Output every entry exactly as given.

------------

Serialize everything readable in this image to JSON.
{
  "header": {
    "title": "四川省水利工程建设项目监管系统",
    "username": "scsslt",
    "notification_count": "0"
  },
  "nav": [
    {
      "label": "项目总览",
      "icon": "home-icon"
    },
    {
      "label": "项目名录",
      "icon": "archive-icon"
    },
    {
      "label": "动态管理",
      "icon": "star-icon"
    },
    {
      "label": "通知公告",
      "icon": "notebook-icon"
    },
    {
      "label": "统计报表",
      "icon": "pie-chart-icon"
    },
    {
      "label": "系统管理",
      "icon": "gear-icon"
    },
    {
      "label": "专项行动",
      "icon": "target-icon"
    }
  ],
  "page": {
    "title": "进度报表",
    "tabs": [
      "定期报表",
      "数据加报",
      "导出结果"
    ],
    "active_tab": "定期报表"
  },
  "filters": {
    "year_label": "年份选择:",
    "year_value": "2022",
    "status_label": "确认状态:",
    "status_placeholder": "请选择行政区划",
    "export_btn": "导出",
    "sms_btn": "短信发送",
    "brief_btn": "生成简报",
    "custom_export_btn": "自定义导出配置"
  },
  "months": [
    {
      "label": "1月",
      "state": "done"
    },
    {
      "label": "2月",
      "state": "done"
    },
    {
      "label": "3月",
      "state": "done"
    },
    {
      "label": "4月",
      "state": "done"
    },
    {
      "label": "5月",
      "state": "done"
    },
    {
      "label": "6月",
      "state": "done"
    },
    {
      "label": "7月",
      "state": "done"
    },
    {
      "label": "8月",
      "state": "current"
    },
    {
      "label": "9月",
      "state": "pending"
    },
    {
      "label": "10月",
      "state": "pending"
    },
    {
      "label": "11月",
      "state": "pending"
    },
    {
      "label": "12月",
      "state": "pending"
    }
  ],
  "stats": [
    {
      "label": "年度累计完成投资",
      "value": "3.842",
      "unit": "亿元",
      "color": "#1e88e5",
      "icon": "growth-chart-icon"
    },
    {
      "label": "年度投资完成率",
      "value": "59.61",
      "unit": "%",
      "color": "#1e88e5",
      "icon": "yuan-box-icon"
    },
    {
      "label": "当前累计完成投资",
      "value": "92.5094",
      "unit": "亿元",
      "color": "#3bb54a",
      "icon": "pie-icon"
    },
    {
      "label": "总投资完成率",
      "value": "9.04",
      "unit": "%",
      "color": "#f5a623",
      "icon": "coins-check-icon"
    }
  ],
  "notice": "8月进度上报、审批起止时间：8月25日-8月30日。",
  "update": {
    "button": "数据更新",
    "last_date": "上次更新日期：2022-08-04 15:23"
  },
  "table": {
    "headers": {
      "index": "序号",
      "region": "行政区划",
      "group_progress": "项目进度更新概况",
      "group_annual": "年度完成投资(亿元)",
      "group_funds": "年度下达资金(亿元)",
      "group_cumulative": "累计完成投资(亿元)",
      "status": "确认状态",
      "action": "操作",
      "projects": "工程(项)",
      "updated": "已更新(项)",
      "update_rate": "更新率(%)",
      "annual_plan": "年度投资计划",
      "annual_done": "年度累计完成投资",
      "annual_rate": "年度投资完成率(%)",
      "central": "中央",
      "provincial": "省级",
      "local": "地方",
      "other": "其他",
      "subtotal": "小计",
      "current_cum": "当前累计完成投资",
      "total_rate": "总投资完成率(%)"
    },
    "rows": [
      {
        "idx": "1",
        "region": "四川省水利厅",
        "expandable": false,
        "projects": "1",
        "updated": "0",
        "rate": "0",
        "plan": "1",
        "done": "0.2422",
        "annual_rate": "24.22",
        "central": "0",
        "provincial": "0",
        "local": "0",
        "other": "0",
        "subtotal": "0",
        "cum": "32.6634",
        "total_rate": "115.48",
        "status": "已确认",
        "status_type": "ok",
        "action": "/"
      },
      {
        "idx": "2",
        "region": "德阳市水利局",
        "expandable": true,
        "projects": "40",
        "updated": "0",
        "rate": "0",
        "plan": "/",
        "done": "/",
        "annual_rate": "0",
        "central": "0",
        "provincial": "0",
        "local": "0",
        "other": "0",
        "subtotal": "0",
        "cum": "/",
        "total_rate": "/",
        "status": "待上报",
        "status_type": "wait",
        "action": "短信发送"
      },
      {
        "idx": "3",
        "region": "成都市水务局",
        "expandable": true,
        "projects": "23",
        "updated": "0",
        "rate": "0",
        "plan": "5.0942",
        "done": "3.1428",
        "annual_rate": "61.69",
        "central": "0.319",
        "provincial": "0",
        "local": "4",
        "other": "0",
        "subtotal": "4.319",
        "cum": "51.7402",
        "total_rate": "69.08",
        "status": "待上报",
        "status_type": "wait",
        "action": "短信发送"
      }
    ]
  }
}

------------

> _Finished answer_
Serialize everything readable in this image to JSON.
{
  "header": {
    "title": "四川省水利工程建设项目监管系统",
    "username": "scsslt",
    "notification_count": "0"
  },
  "nav": [
    {
      "label": "项目总览",
      "icon": "home-icon"
    },
    {
      "label": "项目名录",
      "icon": "archive-icon"
    },
    {
      "label": "动态管理",
      "icon": "star-icon"
    },
    {
      "label": "通知公告",
      "icon": "notebook-icon"
    },
    {
      "label": "统计报表",
      "icon": "pie-chart-icon"
    },
    {
      "label": "系统管理",
      "icon": "gear-icon"
    },
    {
      "label": "专项行动",
      "icon": "target-icon"
    }
  ],
  "page": {
    "title": "进度报表",
    "tabs": [
      "定期报表",
      "数据加报",
      "导出结果"
    ],
    "active_tab": "定期报表"
  },
  "filters": {
    "year_label": "年份选择:",
    "year_value": "2022",
    "status_label": "确认状态:",
    "status_placeholder": "请选择行政区划",
    "export_btn": "导出",
    "sms_btn": "短信发送",
    "brief_btn": "生成简报",
    "custom_export_btn": "自定义导出配置"
  },
  "months": [
    {
      "label": "1月",
      "state": "done"
    },
    {
      "label": "2月",
      "state": "done"
    },
    {
      "label": "3月",
      "state": "done"
    },
    {
      "label": "4月",
      "state": "done"
    },
    {
      "label": "5月",
      "state": "done"
    },
    {
      "label": "6月",
      "state": "done"
    },
    {
      "label": "7月",
      "state": "done"
    },
    {
      "label": "8月",
      "state": "current"
    },
    {
      "label": "9月",
      "state": "pending"
    },
    {
      "label": "10月",
      "state": "pending"
    },
    {
      "label": "11月",
      "state": "pending"
    },
    {
      "label": "12月",
      "state": "pending"
    }
  ],
  "stats": [
    {
      "label": "年度累计完成投资",
      "value": "3.842",
      "unit": "亿元",
      "color": "#1e88e5",
      "icon": "growth-chart-icon"
    },
    {
      "label": "年度投资完成率",
      "value": "59.61",
      "unit": "%",
      "color": "#1e88e5",
      "icon": "yuan-box-icon"
    },
    {
      "label": "当前累计完成投资",
      "value": "92.5094",
      "unit": "亿元",
      "color": "#3bb54a",
      "icon": "pie-icon"
    },
    {
      "label": "总投资完成率",
      "value": "9.04",
      "unit": "%",
      "color": "#f5a623",
      "icon": "coins-check-icon"
    }
  ],
  "notice": "8月进度上报、审批起止时间：8月25日-8月30日。",
  "update": {
    "button": "数据更新",
    "last_date": "上次更新日期：2022-08-04 15:23"
  },
  "table": {
    "headers": {
      "index": "序号",
      "region": "行政区划",
      "group_progress": "项目进度更新概况",
      "group_annual": "年度完成投资(亿元)",
      "group_funds": "年度下达资金(亿元)",
      "group_cumulative": "累计完成投资(亿元)",
      "status": "确认状态",
      "action": "操作",
      "projects": "工程(项)",
      "updated": "已更新(项)",
      "update_rate": "更新率(%)",
      "annual_plan": "年度投资计划",
      "annual_done": "年度累计完成投资",
      "annual_rate": "年度投资完成率(%)",
      "central": "中央",
      "provincial": "省级",
      "local": "地方",
      "other": "其他",
      "subtotal": "小计",
      "current_cum": "当前累计完成投资",
      "total_rate": "总投资完成率(%)"
    },
    "rows": [
      {
        "idx": "1",
        "region": "四川省水利厅",
        "expandable": false,
        "projects": "1",
        "updated": "0",
        "rate": "0",
        "plan": "1",
        "done": "0.2422",
        "annual_rate": "24.22",
        "central": "0",
        "provincial": "0",
        "local": "0",
        "other": "0",
        "subtotal": "0",
        "cum": "32.6634",
        "total_rate": "115.48",
        "status": "已确认",
        "status_type": "ok",
        "action": "/"
      },
      {
        "idx": "2",
        "region": "德阳市水利局",
        "expandable": true,
        "projects": "40",
        "updated": "0",
        "rate": "0",
        "plan": "/",
        "done": "/",
        "annual_rate": "0",
        "central": "0",
        "provincial": "0",
        "local": "0",
        "other": "0",
        "subtotal": "0",
        "cum": "/",
        "total_rate": "/",
        "status": "待上报",
        "status_type": "wait",
        "action": "短信发送"
      },
      {
        "idx": "3",
        "region": "成都市水务局",
        "expandable": true,
        "projects": "23",
        "updated": "0",
        "rate": "0",
        "plan": "5.0942",
        "done": "3.1428",
        "annual_rate": "61.69",
        "central": "0.319",
        "provincial": "0",
        "local": "4",
        "other": "0",
        "subtotal": "4.319",
        "cum": "51.7402",
        "total_rate": "69.08",
        "status": "待上报",
        "status_type": "wait",
        "action": "短信发送"
      }
    ]
  }
}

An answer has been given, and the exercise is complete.